— START Dataset records —

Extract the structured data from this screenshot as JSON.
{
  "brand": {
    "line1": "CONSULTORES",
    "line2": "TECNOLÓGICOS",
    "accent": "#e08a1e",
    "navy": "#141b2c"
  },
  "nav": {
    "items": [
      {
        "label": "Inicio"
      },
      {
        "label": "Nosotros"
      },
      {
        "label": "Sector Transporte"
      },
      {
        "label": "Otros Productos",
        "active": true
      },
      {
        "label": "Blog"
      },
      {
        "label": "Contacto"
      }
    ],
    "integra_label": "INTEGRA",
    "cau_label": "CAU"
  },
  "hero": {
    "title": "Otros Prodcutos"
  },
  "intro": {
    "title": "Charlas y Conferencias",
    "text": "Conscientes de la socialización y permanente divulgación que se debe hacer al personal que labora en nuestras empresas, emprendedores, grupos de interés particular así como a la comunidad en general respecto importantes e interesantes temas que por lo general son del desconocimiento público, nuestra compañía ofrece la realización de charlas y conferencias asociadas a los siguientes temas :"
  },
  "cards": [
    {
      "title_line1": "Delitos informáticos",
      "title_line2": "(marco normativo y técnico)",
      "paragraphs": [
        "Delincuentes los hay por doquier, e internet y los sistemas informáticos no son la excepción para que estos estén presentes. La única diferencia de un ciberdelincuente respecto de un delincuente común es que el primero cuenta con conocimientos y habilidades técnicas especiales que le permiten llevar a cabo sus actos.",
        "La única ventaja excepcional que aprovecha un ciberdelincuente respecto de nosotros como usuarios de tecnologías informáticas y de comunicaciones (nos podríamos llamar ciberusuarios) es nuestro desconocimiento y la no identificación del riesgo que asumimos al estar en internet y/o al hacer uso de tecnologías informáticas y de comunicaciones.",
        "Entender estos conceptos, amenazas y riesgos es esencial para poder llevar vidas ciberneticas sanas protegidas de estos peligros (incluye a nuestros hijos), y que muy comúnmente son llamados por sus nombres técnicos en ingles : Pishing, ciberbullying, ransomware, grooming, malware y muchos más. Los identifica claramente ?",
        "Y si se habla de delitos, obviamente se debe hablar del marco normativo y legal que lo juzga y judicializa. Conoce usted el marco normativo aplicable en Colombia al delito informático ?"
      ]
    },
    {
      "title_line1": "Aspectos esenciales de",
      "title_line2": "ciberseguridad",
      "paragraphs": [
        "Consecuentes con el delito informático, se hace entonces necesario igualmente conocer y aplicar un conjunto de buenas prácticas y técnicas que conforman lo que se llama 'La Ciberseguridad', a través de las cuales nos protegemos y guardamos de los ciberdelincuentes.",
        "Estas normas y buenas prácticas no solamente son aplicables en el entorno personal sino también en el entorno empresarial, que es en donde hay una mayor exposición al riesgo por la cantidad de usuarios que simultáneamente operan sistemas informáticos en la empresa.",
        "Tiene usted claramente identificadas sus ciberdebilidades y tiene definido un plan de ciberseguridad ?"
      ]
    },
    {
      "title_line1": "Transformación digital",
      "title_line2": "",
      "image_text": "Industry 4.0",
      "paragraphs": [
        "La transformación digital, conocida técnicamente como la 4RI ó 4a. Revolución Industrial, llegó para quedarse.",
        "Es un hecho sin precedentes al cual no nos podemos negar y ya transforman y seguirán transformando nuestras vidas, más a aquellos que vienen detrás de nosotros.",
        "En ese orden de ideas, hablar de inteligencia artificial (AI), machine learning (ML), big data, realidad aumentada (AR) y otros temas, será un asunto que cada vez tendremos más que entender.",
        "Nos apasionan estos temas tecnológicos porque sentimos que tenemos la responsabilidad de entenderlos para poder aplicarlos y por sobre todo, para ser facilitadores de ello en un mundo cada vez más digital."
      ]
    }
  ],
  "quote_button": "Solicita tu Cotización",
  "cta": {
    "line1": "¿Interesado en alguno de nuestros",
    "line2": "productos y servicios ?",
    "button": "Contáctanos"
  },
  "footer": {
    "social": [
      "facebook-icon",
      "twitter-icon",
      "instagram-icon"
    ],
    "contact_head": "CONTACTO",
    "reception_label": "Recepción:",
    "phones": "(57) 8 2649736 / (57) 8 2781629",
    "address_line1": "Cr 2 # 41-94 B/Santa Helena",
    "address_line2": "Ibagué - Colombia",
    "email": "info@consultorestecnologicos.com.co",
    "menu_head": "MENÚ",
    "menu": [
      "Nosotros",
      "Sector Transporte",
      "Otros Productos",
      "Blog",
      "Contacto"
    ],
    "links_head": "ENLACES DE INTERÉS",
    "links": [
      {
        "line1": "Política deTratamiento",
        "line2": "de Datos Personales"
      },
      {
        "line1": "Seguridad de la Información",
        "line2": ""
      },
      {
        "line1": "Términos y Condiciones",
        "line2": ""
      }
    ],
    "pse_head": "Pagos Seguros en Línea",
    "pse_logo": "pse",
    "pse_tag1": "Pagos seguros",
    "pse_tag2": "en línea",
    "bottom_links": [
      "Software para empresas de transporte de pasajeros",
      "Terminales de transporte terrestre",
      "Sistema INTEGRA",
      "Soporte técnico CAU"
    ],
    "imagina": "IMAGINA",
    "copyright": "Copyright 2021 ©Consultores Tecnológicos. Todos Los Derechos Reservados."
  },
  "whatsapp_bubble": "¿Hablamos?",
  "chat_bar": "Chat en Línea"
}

— END Dataset records —

■ The task: From the data above, copy each line that has the string "prácticas".

■ Final result:
        "Consecuentes con el delito informático, se hace entonces necesario igualmente conocer y aplicar un conjunto de buenas prácticas y técnicas que conforman lo que se llama 'La Ciberseguridad', a través de las cuales nos protegemos y guardamos de los ciberdelincuentes.",
        "Estas normas y buenas prácticas no solamente son aplicables en el entorno personal sino también en el entorno empresarial, que es en donde hay una mayor exposición al riesgo por la cantidad de usuarios que simultáneamente operan sistemas informáticos en la empresa.",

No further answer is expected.